Material supplied:
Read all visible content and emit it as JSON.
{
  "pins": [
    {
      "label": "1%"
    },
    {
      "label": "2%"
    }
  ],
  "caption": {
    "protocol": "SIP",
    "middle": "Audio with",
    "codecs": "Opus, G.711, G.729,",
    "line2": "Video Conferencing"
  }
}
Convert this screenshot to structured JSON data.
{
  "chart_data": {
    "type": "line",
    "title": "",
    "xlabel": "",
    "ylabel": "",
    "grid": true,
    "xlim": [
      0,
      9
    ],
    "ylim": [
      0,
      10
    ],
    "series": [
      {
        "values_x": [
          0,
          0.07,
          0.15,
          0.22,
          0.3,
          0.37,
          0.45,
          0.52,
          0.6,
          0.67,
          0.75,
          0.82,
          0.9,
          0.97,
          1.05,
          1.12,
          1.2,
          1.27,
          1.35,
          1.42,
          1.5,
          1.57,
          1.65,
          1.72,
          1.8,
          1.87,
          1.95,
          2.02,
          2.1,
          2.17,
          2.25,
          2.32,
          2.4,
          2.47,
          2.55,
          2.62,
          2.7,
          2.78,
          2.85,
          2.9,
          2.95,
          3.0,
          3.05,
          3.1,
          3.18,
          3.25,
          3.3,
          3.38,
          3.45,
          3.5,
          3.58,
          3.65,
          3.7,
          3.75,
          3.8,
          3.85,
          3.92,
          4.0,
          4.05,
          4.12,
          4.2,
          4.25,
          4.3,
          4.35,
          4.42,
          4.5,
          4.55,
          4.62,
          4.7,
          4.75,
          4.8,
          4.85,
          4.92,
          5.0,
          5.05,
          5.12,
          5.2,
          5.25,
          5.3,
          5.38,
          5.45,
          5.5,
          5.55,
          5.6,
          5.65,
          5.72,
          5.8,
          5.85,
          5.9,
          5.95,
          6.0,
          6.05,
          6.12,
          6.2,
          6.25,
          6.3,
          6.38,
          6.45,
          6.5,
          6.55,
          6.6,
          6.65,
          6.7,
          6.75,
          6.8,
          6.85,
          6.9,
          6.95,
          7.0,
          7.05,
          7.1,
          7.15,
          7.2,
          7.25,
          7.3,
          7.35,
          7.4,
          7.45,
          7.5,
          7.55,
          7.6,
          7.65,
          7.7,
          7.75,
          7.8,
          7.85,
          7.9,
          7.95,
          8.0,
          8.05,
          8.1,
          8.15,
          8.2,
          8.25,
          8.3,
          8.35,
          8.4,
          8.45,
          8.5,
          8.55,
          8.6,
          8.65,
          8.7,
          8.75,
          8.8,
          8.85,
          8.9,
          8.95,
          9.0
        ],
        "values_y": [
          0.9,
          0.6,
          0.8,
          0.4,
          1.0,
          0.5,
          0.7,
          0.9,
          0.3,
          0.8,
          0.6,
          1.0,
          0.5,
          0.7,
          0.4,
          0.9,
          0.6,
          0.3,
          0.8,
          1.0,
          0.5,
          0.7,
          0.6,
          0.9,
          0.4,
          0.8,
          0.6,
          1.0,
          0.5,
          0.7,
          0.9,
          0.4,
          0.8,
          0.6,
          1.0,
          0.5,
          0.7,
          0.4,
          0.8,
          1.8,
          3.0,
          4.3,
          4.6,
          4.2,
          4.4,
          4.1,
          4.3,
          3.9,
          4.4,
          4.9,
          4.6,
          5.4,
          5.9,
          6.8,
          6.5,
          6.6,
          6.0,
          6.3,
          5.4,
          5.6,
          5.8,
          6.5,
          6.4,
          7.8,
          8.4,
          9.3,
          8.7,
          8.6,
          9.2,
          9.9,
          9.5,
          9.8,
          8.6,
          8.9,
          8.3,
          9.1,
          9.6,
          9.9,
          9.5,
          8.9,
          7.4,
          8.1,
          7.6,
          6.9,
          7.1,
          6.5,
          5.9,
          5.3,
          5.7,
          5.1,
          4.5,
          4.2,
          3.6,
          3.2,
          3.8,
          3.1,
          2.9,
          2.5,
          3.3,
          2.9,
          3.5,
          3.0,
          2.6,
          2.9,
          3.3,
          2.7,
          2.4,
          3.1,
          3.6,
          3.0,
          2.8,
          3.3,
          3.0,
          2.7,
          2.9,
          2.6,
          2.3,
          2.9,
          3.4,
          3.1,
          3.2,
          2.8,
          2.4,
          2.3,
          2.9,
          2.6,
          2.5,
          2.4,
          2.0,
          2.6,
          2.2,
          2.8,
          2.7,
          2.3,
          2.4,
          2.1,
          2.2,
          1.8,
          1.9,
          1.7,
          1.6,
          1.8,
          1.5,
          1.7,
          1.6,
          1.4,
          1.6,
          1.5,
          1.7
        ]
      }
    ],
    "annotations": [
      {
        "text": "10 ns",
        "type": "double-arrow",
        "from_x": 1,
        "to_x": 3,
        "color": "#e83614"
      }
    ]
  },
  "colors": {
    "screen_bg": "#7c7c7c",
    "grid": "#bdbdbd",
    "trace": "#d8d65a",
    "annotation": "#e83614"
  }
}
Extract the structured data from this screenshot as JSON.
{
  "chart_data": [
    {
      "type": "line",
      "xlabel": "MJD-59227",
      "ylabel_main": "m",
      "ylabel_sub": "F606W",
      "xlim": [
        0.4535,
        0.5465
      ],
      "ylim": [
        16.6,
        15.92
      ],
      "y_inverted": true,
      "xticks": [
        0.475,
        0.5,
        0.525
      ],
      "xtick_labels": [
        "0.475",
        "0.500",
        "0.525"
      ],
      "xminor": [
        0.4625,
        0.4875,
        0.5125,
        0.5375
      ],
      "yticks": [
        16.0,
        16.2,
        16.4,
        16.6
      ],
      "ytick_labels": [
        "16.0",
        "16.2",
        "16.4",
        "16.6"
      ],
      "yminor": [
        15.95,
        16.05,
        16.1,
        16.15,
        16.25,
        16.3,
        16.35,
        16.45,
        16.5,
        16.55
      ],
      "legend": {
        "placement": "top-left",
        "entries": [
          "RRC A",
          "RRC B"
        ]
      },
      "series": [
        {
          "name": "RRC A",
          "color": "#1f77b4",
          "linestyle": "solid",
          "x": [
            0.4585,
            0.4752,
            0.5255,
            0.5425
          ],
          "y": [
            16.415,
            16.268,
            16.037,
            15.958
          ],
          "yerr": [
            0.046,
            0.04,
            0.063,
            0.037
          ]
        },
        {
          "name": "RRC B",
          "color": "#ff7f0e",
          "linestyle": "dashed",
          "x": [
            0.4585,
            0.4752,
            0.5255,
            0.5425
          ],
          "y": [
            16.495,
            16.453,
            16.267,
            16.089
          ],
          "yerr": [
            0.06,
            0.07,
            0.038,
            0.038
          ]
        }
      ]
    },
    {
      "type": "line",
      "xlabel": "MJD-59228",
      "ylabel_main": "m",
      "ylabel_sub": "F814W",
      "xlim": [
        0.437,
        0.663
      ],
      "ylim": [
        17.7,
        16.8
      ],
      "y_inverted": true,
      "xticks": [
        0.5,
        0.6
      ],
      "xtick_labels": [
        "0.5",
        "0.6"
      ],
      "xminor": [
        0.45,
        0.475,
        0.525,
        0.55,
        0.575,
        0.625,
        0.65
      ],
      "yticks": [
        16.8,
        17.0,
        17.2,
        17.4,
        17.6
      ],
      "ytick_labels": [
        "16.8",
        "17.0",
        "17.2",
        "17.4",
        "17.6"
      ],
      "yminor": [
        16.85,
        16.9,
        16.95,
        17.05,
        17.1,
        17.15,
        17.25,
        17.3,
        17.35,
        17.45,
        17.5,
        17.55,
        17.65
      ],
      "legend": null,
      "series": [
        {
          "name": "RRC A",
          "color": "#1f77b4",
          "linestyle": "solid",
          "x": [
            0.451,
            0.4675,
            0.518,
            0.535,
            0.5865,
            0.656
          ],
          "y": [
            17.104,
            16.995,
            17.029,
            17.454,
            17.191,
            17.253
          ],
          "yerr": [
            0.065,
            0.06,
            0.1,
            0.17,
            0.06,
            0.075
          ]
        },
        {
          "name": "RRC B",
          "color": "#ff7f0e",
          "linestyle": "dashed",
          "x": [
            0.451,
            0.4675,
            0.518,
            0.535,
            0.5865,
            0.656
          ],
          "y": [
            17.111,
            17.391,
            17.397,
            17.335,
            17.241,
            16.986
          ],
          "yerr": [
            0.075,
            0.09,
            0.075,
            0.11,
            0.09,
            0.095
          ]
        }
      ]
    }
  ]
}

Set exercise: Which lines hold the word "screenshot"? Copy every one of them.

Output for this exercise:
Convert this screenshot to structured JSON data.
Extract the structured data from this screenshot as JSON.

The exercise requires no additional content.